• WORK TO COMPLETE
Before you return the entries below, strip out the pictures and keep all else exact.
--- INFORMATION SUPPLIED Enclosed Below ---
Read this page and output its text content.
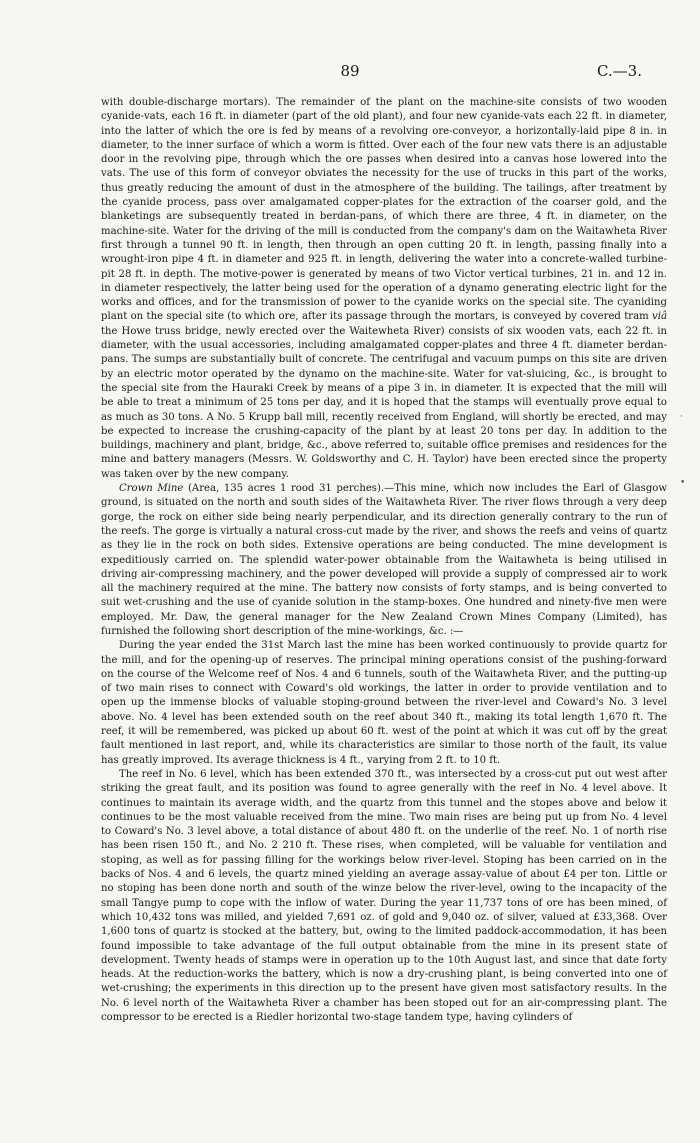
89	C.—3.

with double-discharge mortars). The remainder of the plant on the machine-site consists of two wooden cyanide-vats, each 16 ft. in diameter (part of the old plant), and four new cyanide-vats each 22 ft. in diameter, into the latter of which the ore is fed by means of a revolving ore-conveyor, a horizontally-laid pipe 8 in. in diameter, to the inner surface of which a worm is fitted. Over each of the four new vats there is an adjustable door in the revolving pipe, through which the ore passes when desired into a canvas hose lowered into the vats. The use of this form of conveyor obviates the necessity for the use of trucks in this part of the works, thus greatly reducing the amount of dust in the atmosphere of the building. The tailings, after treatment by the cyanide process, pass over amalgamated copper-plates for the extraction of the coarser gold, and the blanketings are subsequently treated in berdan-pans, of which there are three, 4 ft. in diameter, on the machine-site. Water for the driving of the mill is conducted from the company's dam on the Waitawheta River first through a tunnel 90 ft. in length, then through an open cutting 20 ft. in length, passing finally into a wrought-iron pipe 4 ft. in diameter and 925 ft. in length, delivering the water into a concrete-walled turbine-pit 28 ft. in depth. The motive-power is generated by means of two Victor vertical turbines, 21 in. and 12 in. in diameter respectively, the latter being used for the operation of a dynamo generating electric light for the works and offices, and for the transmission of power to the cyanide works on the special site. The cyaniding plant on the special site (to which ore, after its passage through the mortars, is conveyed by covered tram viâ the Howe truss bridge, newly erected over the Waitewheta River) consists of six wooden vats, each 22 ft. in diameter, with the usual accessories, including amalgamated copper-plates and three 4 ft. diameter berdan-pans. The sumps are substantially built of concrete. The centrifugal and vacuum pumps on this site are driven by an electric motor operated by the dynamo on the machine-site. Water for vat-sluicing, &c., is brought to the special site from the Hauraki Creek by means of a pipe 3 in. in diameter. It is expected that the mill will be able to treat a minimum of 25 tons per day, and it is hoped that the stamps will eventually prove equal to as much as 30 tons. A No. 5 Krupp ball mill, recently received from England, will shortly be erected, and may be expected to increase the crushing-capacity of the plant by at least 20 tons per day. In addition to the buildings, machinery and plant, bridge, &c., above referred to, suitable office premises and residences for the mine and battery managers (Messrs. W. Goldsworthy and C. H. Taylor) have been erected since the property was taken over by the new company.

Crown Mine (Area, 135 acres 1 rood 31 perches).—This mine, which now includes the Earl of Glasgow ground, is situated on the north and south sides of the Waitawheta River. The river flows through a very deep gorge, the rock on either side being nearly perpendicular, and its direction generally contrary to the run of the reefs. The gorge is virtually a natural cross-cut made by the river, and shows the reefs and veins of quartz as they lie in the rock on both sides. Extensive operations are being conducted. The mine development is expeditiously carried on. The splendid water-power obtainable from the Waitawheta is being utilised in driving air-compressing machinery, and the power developed will provide a supply of compressed air to work all the machinery required at the mine. The battery now consists of forty stamps, and is being converted to suit wet-crushing and the use of cyanide solution in the stamp-boxes. One hundred and ninety-five men were employed. Mr. Daw, the general manager for the New Zealand Crown Mines Company (Limited), has furnished the following short description of the mine-workings, &c. :—

During the year ended the 31st March last the mine has been worked continuously to provide quartz for the mill, and for the opening-up of reserves. The principal mining operations consist of the pushing-forward on the course of the Welcome reef of Nos. 4 and 6 tunnels, south of the Waitawheta River, and the putting-up of two main rises to connect with Coward's old workings, the latter in order to provide ventilation and to open up the immense blocks of valuable stoping-ground between the river-level and Coward's No. 3 level above. No. 4 level has been extended south on the reef about 340 ft., making its total length 1,670 ft. The reef, it will be remembered, was picked up about 60 ft. west of the point at which it was cut off by the great fault mentioned in last report, and, while its characteristics are similar to those north of the fault, its value has greatly improved. Its average thickness is 4 ft., varying from 2 ft. to 10 ft.

The reef in No. 6 level, which has been extended 370 ft., was intersected by a cross-cut put out west after striking the great fault, and its position was found to agree generally with the reef in No. 4 level above. It continues to maintain its average width, and the quartz from this tunnel and the stopes above and below it continues to be the most valuable received from the mine. Two main rises are being put up from No. 4 level to Coward's No. 3 level above, a total distance of about 480 ft. on the underlie of the reef. No. 1 of north rise has been risen 150 ft., and No. 2 210 ft. These rises, when completed, will be valuable for ventilation and stoping, as well as for passing filling for the workings below river-level. Stoping has been carried on in the backs of Nos. 4 and 6 levels, the quartz mined yielding an average assay-value of about £4 per ton. Little or no stoping has been done north and south of the winze below the river-level, owing to the incapacity of the small Tangye pump to cope with the inflow of water. During the year 11,737 tons of ore has been mined, of which 10,432 tons was milled, and yielded 7,691 oz. of gold and 9,040 oz. of silver, valued at £33,368. Over 1,600 tons of quartz is stocked at the battery, but, owing to the limited paddock-accommodation, it has been found impossible to take advantage of the full output obtainable from the mine in its present state of development. Twenty heads of stamps were in operation up to the 10th August last, and since that date forty heads. At the reduction-works the battery, which is now a dry-crushing plant, is being converted into one of wet-crushing; the experiments in this direction up to the present have given most satisfactory results. In the No. 6 level north of the Waitawheta River a chamber has been stoped out for an air-compressing plant. The compressor to be erected is a Riedler horizontal two-stage tandem type, having cylinders of

·
•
--- End of Enclosed INFORMATION SUPPLIED ---
• EXERCISE OUTPUT
Read this page and output its text content.
89	C.—3.

with double-discharge mortars). The remainder of the plant on the machine-site consists of two wooden cyanide-vats, each 16 ft. in diameter (part of the old plant), and four new cyanide-vats each 22 ft. in diameter, into the latter of which the ore is fed by means of a revolving ore-conveyor, a horizontally-laid pipe 8 in. in diameter, to the inner surface of which a worm is fitted. Over each of the four new vats there is an adjustable door in the revolving pipe, through which the ore passes when desired into a canvas hose lowered into the vats. The use of this form of conveyor obviates the necessity for the use of trucks in this part of the works, thus greatly reducing the amount of dust in the atmosphere of the building. The tailings, after treatment by the cyanide process, pass over amalgamated copper-plates for the extraction of the coarser gold, and the blanketings are subsequently treated in berdan-pans, of which there are three, 4 ft. in diameter, on the machine-site. Water for the driving of the mill is conducted from the company's dam on the Waitawheta River first through a tunnel 90 ft. in length, then through an open cutting 20 ft. in length, passing finally into a wrought-iron pipe 4 ft. in diameter and 925 ft. in length, delivering the water into a concrete-walled turbine-pit 28 ft. in depth. The motive-power is generated by means of two Victor vertical turbines, 21 in. and 12 in. in diameter respectively, the latter being used for the operation of a dynamo generating electric light for the works and offices, and for the transmission of power to the cyanide works on the special site. The cyaniding plant on the special site (to which ore, after its passage through the mortars, is conveyed by covered tram viâ the Howe truss bridge, newly erected over the Waitewheta River) consists of six wooden vats, each 22 ft. in diameter, with the usual accessories, including amalgamated copper-plates and three 4 ft. diameter berdan-pans. The sumps are substantially built of concrete. The centrifugal and vacuum pumps on this site are driven by an electric motor operated by the dynamo on the machine-site. Water for vat-sluicing, &c., is brought to the special site from the Hauraki Creek by means of a pipe 3 in. in diameter. It is expected that the mill will be able to treat a minimum of 25 tons per day, and it is hoped that the stamps will eventually prove equal to as much as 30 tons. A No. 5 Krupp ball mill, recently received from England, will shortly be erected, and may be expected to increase the crushing-capacity of the plant by at least 20 tons per day. In addition to the buildings, machinery and plant, bridge, &c., above referred to, suitable office premises and residences for the mine and battery managers (Messrs. W. Goldsworthy and C. H. Taylor) have been erected since the property was taken over by the new company.

Crown Mine (Area, 135 acres 1 rood 31 perches).—This mine, which now includes the Earl of Glasgow ground, is situated on the north and south sides of the Waitawheta River. The river flows through a very deep gorge, the rock on either side being nearly perpendicular, and its direction generally contrary to the run of the reefs. The gorge is virtually a natural cross-cut made by the river, and shows the reefs and veins of quartz as they lie in the rock on both sides. Extensive operations are being conducted. The mine development is expeditiously carried on. The splendid water-power obtainable from the Waitawheta is being utilised in driving air-compressing machinery, and the power developed will provide a supply of compressed air to work all the machinery required at the mine. The battery now consists of forty stamps, and is being converted to suit wet-crushing and the use of cyanide solution in the stamp-boxes. One hundred and ninety-five men were employed. Mr. Daw, the general manager for the New Zealand Crown Mines Company (Limited), has furnished the following short description of the mine-workings, &c. :—

During the year ended the 31st March last the mine has been worked continuously to provide quartz for the mill, and for the opening-up of reserves. The principal mining operations consist of the pushing-forward on the course of the Welcome reef of Nos. 4 and 6 tunnels, south of the Waitawheta River, and the putting-up of two main rises to connect with Coward's old workings, the latter in order to provide ventilation and to open up the immense blocks of valuable stoping-ground between the river-level and Coward's No. 3 level above. No. 4 level has been extended south on the reef about 340 ft., making its total length 1,670 ft. The reef, it will be remembered, was picked up about 60 ft. west of the point at which it was cut off by the great fault mentioned in last report, and, while its characteristics are similar to those north of the fault, its value has greatly improved. Its average thickness is 4 ft., varying from 2 ft. to 10 ft.

The reef in No. 6 level, which has been extended 370 ft., was intersected by a cross-cut put out west after striking the great fault, and its position was found to agree generally with the reef in No. 4 level above. It continues to maintain its average width, and the quartz from this tunnel and the stopes above and below it continues to be the most valuable received from the mine. Two main rises are being put up from No. 4 level to Coward's No. 3 level above, a total distance of about 480 ft. on the underlie of the reef. No. 1 of north rise has been risen 150 ft., and No. 2 210 ft. These rises, when completed, will be valuable for ventilation and stoping, as well as for passing filling for the workings below river-level. Stoping has been carried on in the backs of Nos. 4 and 6 levels, the quartz mined yielding an average assay-value of about £4 per ton. Little or no stoping has been done north and south of the winze below the river-level, owing to the incapacity of the small Tangye pump to cope with the inflow of water. During the year 11,737 tons of ore has been mined, of which 10,432 tons was milled, and yielded 7,691 oz. of gold and 9,040 oz. of silver, valued at £33,368. Over 1,600 tons of quartz is stocked at the battery, but, owing to the limited paddock-accommodation, it has been found impossible to take advantage of the full output obtainable from the mine in its present state of development. Twenty heads of stamps were in operation up to the 10th August last, and since that date forty heads. At the reduction-works the battery, which is now a dry-crushing plant, is being converted into one of wet-crushing; the experiments in this direction up to the present have given most satisfactory results. In the No. 6 level north of the Waitawheta River a chamber has been stoped out for an air-compressing plant. The compressor to be erected is a Riedler horizontal two-stage tandem type, having cylinders of

·
•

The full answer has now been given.